(Dataset items)

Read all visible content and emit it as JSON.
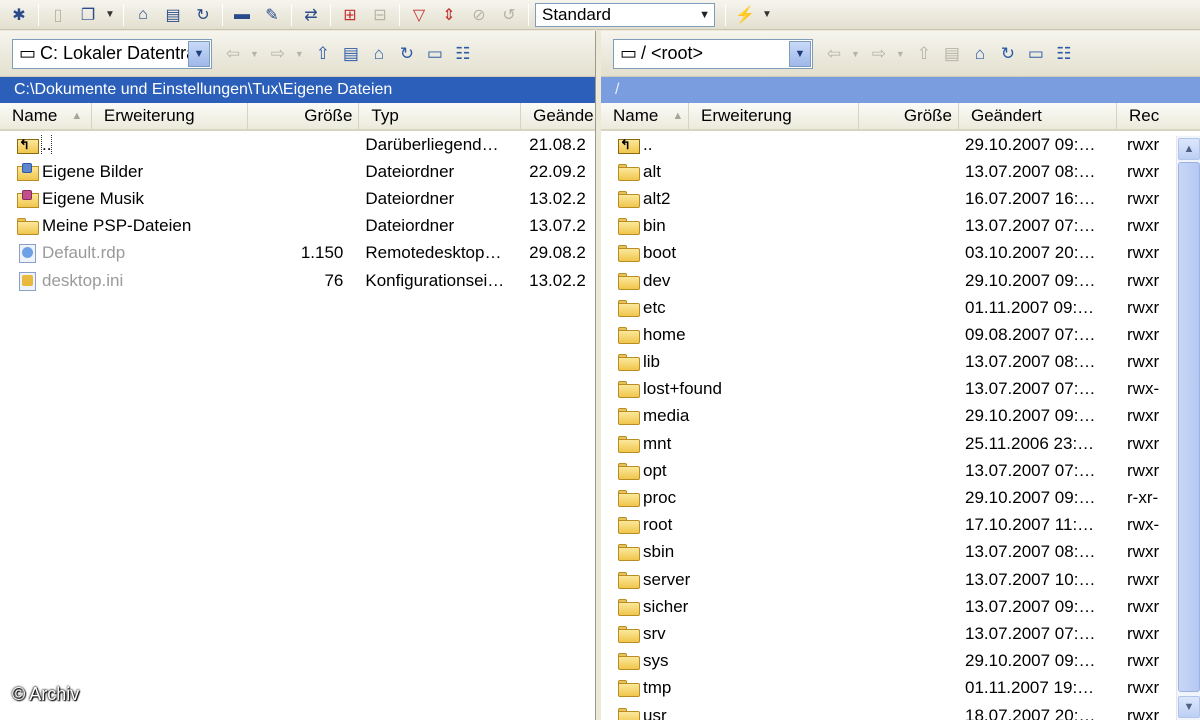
{
  "toolbar": {
    "view_mode": "Standard",
    "icons": [
      "gear-icon",
      "ftp-icon",
      "copy-names-icon",
      "share-icon",
      "unpack-icon",
      "refresh-icon",
      "hex-view-icon",
      "edit-icon",
      "sync-icon",
      "select-all-icon",
      "deselect-icon",
      "filter-icon",
      "swap-icon",
      "cancel-icon",
      "undo-icon",
      "lightning-icon"
    ]
  },
  "left": {
    "drive": "C: Lokaler Datenträger",
    "path": "C:\\Dokumente und Einstellungen\\Tux\\Eigene Dateien",
    "columns": [
      "Name",
      "Erweiterung",
      "Größe",
      "Typ",
      "Geände"
    ],
    "rows": [
      {
        "icon": "up",
        "name": "..",
        "ext": "",
        "size": "",
        "type": "Darüberliegend…",
        "date": "21.08.2"
      },
      {
        "icon": "pics",
        "name": "Eigene Bilder",
        "ext": "",
        "size": "",
        "type": "Dateiordner",
        "date": "22.09.2"
      },
      {
        "icon": "music",
        "name": "Eigene Musik",
        "ext": "",
        "size": "",
        "type": "Dateiordner",
        "date": "13.02.2"
      },
      {
        "icon": "folder",
        "name": "Meine PSP-Dateien",
        "ext": "",
        "size": "",
        "type": "Dateiordner",
        "date": "13.07.2"
      },
      {
        "icon": "rdp",
        "name": "Default.rdp",
        "ext": "",
        "size": "1.150",
        "type": "Remotedesktop…",
        "date": "29.08.2",
        "hidden": true
      },
      {
        "icon": "cfg",
        "name": "desktop.ini",
        "ext": "",
        "size": "76",
        "type": "Konfigurationsei…",
        "date": "13.02.2",
        "hidden": true
      }
    ]
  },
  "right": {
    "drive": "/ <root>",
    "path": "/",
    "columns": [
      "Name",
      "Erweiterung",
      "Größe",
      "Geändert",
      "Rec"
    ],
    "rows": [
      {
        "icon": "up",
        "name": "..",
        "date": "29.10.2007 09:…",
        "perm": "rwxr"
      },
      {
        "icon": "folder",
        "name": "alt",
        "date": "13.07.2007 08:…",
        "perm": "rwxr"
      },
      {
        "icon": "folder",
        "name": "alt2",
        "date": "16.07.2007 16:…",
        "perm": "rwxr"
      },
      {
        "icon": "folder",
        "name": "bin",
        "date": "13.07.2007 07:…",
        "perm": "rwxr"
      },
      {
        "icon": "folder",
        "name": "boot",
        "date": "03.10.2007 20:…",
        "perm": "rwxr"
      },
      {
        "icon": "folder",
        "name": "dev",
        "date": "29.10.2007 09:…",
        "perm": "rwxr"
      },
      {
        "icon": "folder",
        "name": "etc",
        "date": "01.11.2007 09:…",
        "perm": "rwxr"
      },
      {
        "icon": "folder",
        "name": "home",
        "date": "09.08.2007 07:…",
        "perm": "rwxr"
      },
      {
        "icon": "folder",
        "name": "lib",
        "date": "13.07.2007 08:…",
        "perm": "rwxr"
      },
      {
        "icon": "folder",
        "name": "lost+found",
        "date": "13.07.2007 07:…",
        "perm": "rwx-"
      },
      {
        "icon": "folder",
        "name": "media",
        "date": "29.10.2007 09:…",
        "perm": "rwxr"
      },
      {
        "icon": "folder",
        "name": "mnt",
        "date": "25.11.2006 23:…",
        "perm": "rwxr"
      },
      {
        "icon": "folder",
        "name": "opt",
        "date": "13.07.2007 07:…",
        "perm": "rwxr"
      },
      {
        "icon": "folder",
        "name": "proc",
        "date": "29.10.2007 09:…",
        "perm": "r-xr-"
      },
      {
        "icon": "folder",
        "name": "root",
        "date": "17.10.2007 11:…",
        "perm": "rwx-"
      },
      {
        "icon": "folder",
        "name": "sbin",
        "date": "13.07.2007 08:…",
        "perm": "rwxr"
      },
      {
        "icon": "folder",
        "name": "server",
        "date": "13.07.2007 10:…",
        "perm": "rwxr"
      },
      {
        "icon": "folder",
        "name": "sicher",
        "date": "13.07.2007 09:…",
        "perm": "rwxr"
      },
      {
        "icon": "folder",
        "name": "srv",
        "date": "13.07.2007 07:…",
        "perm": "rwxr"
      },
      {
        "icon": "folder",
        "name": "sys",
        "date": "29.10.2007 09:…",
        "perm": "rwxr"
      },
      {
        "icon": "folder",
        "name": "tmp",
        "date": "01.11.2007 19:…",
        "perm": "rwxr"
      },
      {
        "icon": "folder",
        "name": "usr",
        "date": "18.07.2007 20:…",
        "perm": "rwxr"
      }
    ]
  },
  "watermark": "© Archiv"
}
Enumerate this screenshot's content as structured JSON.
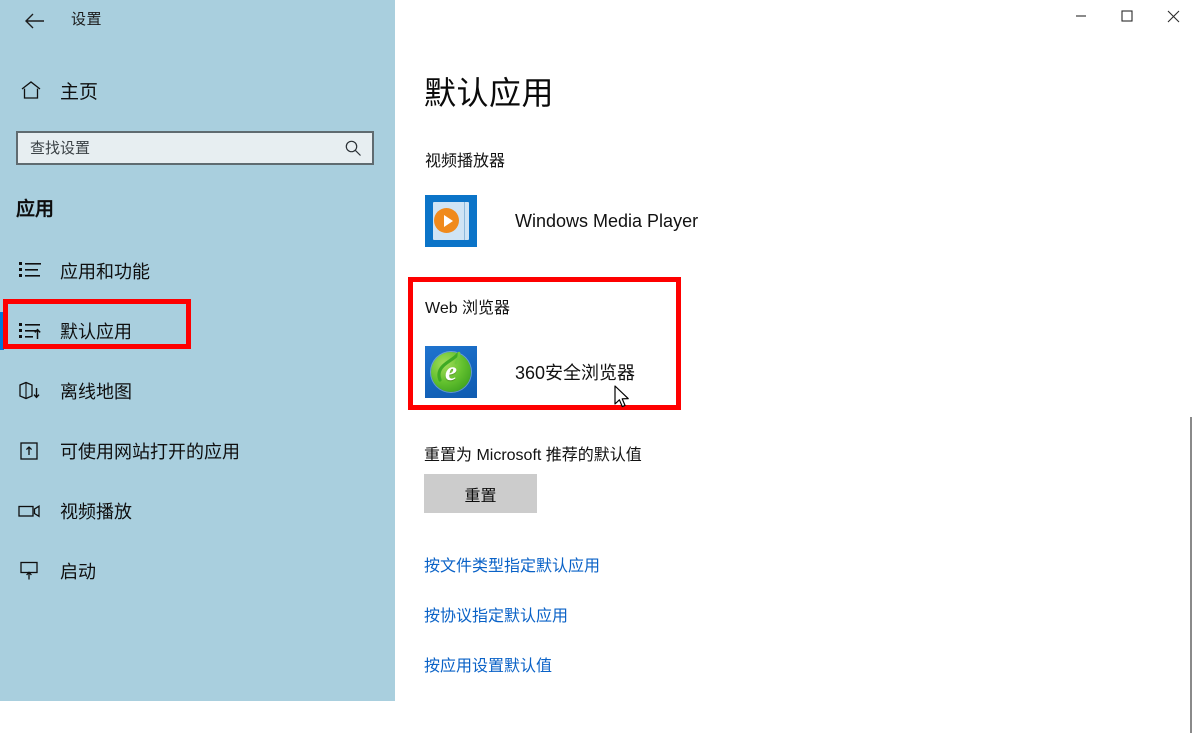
{
  "window": {
    "title": "设置",
    "back_icon": "back-arrow-icon",
    "controls": [
      {
        "name": "minimize-button",
        "icon": "minimize-icon",
        "label": "—"
      },
      {
        "name": "maximize-button",
        "icon": "maximize-icon",
        "label": "□"
      },
      {
        "name": "close-button",
        "icon": "close-icon",
        "label": "✕"
      }
    ]
  },
  "sidebar": {
    "home": {
      "label": "主页",
      "icon": "home-icon"
    },
    "search": {
      "value": "",
      "placeholder": "查找设置",
      "icon": "search-icon"
    },
    "section_heading": "应用",
    "items": [
      {
        "label": "应用和功能",
        "icon": "apps-list-icon",
        "selected": false
      },
      {
        "label": "默认应用",
        "icon": "default-apps-icon",
        "selected": true
      },
      {
        "label": "离线地图",
        "icon": "offline-maps-icon",
        "selected": false
      },
      {
        "label": "可使用网站打开的应用",
        "icon": "apps-for-websites-icon",
        "selected": false
      },
      {
        "label": "视频播放",
        "icon": "video-playback-icon",
        "selected": false
      },
      {
        "label": "启动",
        "icon": "startup-icon",
        "selected": false
      }
    ]
  },
  "main": {
    "page_title": "默认应用",
    "groups": [
      {
        "label": "视频播放器",
        "app_name": "Windows Media Player",
        "app_icon": "windows-media-player-icon"
      },
      {
        "label": "Web 浏览器",
        "app_name": "360安全浏览器",
        "app_icon": "360-browser-icon"
      }
    ],
    "reset": {
      "label": "重置为 Microsoft 推荐的默认值",
      "button_label": "重置"
    },
    "links": [
      "按文件类型指定默认应用",
      "按协议指定默认应用",
      "按应用设置默认值"
    ]
  },
  "annotations": {
    "highlight_color": "#fe0000",
    "sidebar_target": "默认应用",
    "browser_target": "Web 浏览器"
  },
  "colors": {
    "sidebar_bg": "#a9cfde",
    "accent": "#0078d7",
    "link": "#0a62c7",
    "main_bg": "#ffffff",
    "button_bg": "#cccccc"
  }
}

*What to work on*. Of the lines above, how many hold the string "path"? Answer with only the number.

*The solution*. 2